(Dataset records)
--- --- ---

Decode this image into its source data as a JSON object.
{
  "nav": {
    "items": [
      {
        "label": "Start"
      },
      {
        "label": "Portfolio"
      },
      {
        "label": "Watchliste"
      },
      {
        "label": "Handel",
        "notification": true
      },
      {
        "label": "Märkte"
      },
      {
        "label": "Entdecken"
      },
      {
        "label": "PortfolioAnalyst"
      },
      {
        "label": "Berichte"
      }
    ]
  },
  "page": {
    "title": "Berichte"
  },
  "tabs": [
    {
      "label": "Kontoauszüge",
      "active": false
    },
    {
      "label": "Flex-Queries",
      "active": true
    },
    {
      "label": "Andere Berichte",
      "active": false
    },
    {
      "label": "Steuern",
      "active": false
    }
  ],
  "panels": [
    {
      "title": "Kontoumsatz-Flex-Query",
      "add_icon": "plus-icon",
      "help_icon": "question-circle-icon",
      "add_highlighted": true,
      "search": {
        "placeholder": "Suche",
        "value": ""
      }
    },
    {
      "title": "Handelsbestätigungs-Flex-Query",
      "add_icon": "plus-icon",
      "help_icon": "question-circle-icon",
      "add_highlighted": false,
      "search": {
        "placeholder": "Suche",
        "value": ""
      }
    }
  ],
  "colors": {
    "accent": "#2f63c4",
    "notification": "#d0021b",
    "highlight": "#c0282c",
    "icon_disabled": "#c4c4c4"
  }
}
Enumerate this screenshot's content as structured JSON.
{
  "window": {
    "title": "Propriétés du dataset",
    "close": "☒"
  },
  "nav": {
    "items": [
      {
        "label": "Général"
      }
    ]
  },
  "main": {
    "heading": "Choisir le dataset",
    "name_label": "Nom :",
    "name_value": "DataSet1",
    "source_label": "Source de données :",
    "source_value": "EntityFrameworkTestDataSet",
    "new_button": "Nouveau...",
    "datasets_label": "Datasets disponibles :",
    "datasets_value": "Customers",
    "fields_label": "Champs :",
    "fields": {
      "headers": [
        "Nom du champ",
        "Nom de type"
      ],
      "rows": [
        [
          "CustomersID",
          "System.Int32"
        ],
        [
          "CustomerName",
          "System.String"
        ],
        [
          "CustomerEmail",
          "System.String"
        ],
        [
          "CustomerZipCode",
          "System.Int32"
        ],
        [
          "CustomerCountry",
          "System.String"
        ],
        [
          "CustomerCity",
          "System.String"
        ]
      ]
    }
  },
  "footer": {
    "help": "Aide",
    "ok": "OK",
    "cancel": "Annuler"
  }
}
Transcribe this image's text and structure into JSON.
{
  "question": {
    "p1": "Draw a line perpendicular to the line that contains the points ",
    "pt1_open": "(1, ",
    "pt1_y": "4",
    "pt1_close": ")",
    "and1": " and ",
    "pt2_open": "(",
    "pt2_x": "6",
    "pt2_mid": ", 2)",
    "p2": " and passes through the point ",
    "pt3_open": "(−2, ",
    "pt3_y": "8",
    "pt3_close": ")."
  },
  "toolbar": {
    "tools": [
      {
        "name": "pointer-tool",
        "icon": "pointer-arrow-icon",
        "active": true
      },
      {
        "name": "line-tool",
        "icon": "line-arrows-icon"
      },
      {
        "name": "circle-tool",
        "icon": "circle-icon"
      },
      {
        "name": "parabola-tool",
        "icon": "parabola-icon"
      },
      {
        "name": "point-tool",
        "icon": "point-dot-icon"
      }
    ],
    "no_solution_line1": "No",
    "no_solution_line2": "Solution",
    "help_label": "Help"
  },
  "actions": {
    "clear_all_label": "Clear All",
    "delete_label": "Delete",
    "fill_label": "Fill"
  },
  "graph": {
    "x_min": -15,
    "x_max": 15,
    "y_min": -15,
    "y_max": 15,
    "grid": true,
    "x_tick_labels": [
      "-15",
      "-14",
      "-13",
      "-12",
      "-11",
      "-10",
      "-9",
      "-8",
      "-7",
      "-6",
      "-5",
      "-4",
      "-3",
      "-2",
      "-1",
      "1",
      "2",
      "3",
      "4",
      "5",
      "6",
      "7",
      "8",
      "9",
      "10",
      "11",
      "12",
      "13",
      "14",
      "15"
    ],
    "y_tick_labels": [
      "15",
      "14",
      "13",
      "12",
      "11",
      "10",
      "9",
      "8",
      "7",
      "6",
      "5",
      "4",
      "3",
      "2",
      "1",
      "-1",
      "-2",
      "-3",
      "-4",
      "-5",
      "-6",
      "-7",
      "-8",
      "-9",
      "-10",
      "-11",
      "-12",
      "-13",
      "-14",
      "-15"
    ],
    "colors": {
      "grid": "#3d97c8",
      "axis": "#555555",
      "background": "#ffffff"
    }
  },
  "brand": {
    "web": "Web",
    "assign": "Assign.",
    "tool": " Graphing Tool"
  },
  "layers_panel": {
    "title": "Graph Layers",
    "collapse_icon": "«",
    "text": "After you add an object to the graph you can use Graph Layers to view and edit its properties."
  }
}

--- --- ---

§ **REQUIRED WORK**
Quote each line of the listing above exactly.

§ **EXERCISE RESPONSE**
Decode this image into its source data as a JSON object.
{
  "nav": {
    "items": [
      {
        "label": "Start"
      },
      {
        "label": "Portfolio"
      },
      {
        "label": "Watchliste"
      },
      {
        "label": "Handel",
        "notification": true
      },
      {
        "label": "Märkte"
      },
      {
        "label": "Entdecken"
      },
      {
        "label": "PortfolioAnalyst"
      },
      {
        "label": "Berichte"
      }
    ]
  },
  "page": {
    "title": "Berichte"
  },
  "tabs": [
    {
      "label": "Kontoauszüge",
      "active": false
    },
    {
      "label": "Flex-Queries",
      "active": true
    },
    {
      "label": "Andere Berichte",
      "active": false
    },
    {
      "label": "Steuern",
      "active": false
    }
  ],
  "panels": [
    {
      "title": "Kontoumsatz-Flex-Query",
      "add_icon": "plus-icon",
      "help_icon": "question-circle-icon",
      "add_highlighted": true,
      "search": {
        "placeholder": "Suche",
        "value": ""
      }
    },
    {
      "title": "Handelsbestätigungs-Flex-Query",
      "add_icon": "plus-icon",
      "help_icon": "question-circle-icon",
      "add_highlighted": false,
      "search": {
        "placeholder": "Suche",
        "value": ""
      }
    }
  ],
  "colors": {
    "accent": "#2f63c4",
    "notification": "#d0021b",
    "highlight": "#c0282c",
    "icon_disabled": "#c4c4c4"
  }
}
Enumerate this screenshot's content as structured JSON.
{
  "window": {
    "title": "Propriétés du dataset",
    "close": "☒"
  },
  "nav": {
    "items": [
      {
        "label": "Général"
      }
    ]
  },
  "main": {
    "heading": "Choisir le dataset",
    "name_label": "Nom :",
    "name_value": "DataSet1",
    "source_label": "Source de données :",
    "source_value": "EntityFrameworkTestDataSet",
    "new_button": "Nouveau...",
    "datasets_label": "Datasets disponibles :",
    "datasets_value": "Customers",
    "fields_label": "Champs :",
    "fields": {
      "headers": [
        "Nom du champ",
        "Nom de type"
      ],
      "rows": [
        [
          "CustomersID",
          "System.Int32"
        ],
        [
          "CustomerName",
          "System.String"
        ],
        [
          "CustomerEmail",
          "System.String"
        ],
        [
          "CustomerZipCode",
          "System.Int32"
        ],
        [
          "CustomerCountry",
          "System.String"
        ],
        [
          "CustomerCity",
          "System.String"
        ]
      ]
    }
  },
  "footer": {
    "help": "Aide",
    "ok": "OK",
    "cancel": "Annuler"
  }
}
Transcribe this image's text and structure into JSON.
{
  "question": {
    "p1": "Draw a line perpendicular to the line that contains the points ",
    "pt1_open": "(1, ",
    "pt1_y": "4",
    "pt1_close": ")",
    "and1": " and ",
    "pt2_open": "(",
    "pt2_x": "6",
    "pt2_mid": ", 2)",
    "p2": " and passes through the point ",
    "pt3_open": "(−2, ",
    "pt3_y": "8",
    "pt3_close": ")."
  },
  "toolbar": {
    "tools": [
      {
        "name": "pointer-tool",
        "icon": "pointer-arrow-icon",
        "active": true
      },
      {
        "name": "line-tool",
        "icon": "line-arrows-icon"
      },
      {
        "name": "circle-tool",
        "icon": "circle-icon"
      },
      {
        "name": "parabola-tool",
        "icon": "parabola-icon"
      },
      {
        "name": "point-tool",
        "icon": "point-dot-icon"
      }
    ],
    "no_solution_line1": "No",
    "no_solution_line2": "Solution",
    "help_label": "Help"
  },
  "actions": {
    "clear_all_label": "Clear All",
    "delete_label": "Delete",
    "fill_label": "Fill"
  },
  "graph": {
    "x_min": -15,
    "x_max": 15,
    "y_min": -15,
    "y_max": 15,
    "grid": true,
    "x_tick_labels": [
      "-15",
      "-14",
      "-13",
      "-12",
      "-11",
      "-10",
      "-9",
      "-8",
      "-7",
      "-6",
      "-5",
      "-4",
      "-3",
      "-2",
      "-1",
      "1",
      "2",
      "3",
      "4",
      "5",
      "6",
      "7",
      "8",
      "9",
      "10",
      "11",
      "12",
      "13",
      "14",
      "15"
    ],
    "y_tick_labels": [
      "15",
      "14",
      "13",
      "12",
      "11",
      "10",
      "9",
      "8",
      "7",
      "6",
      "5",
      "4",
      "3",
      "2",
      "1",
      "-1",
      "-2",
      "-3",
      "-4",
      "-5",
      "-6",
      "-7",
      "-8",
      "-9",
      "-10",
      "-11",
      "-12",
      "-13",
      "-14",
      "-15"
    ],
    "colors": {
      "grid": "#3d97c8",
      "axis": "#555555",
      "background": "#ffffff"
    }
  },
  "brand": {
    "web": "Web",
    "assign": "Assign.",
    "tool": " Graphing Tool"
  },
  "layers_panel": {
    "title": "Graph Layers",
    "collapse_icon": "«",
    "text": "After you add an object to the graph you can use Graph Layers to view and edit its properties."
  }
}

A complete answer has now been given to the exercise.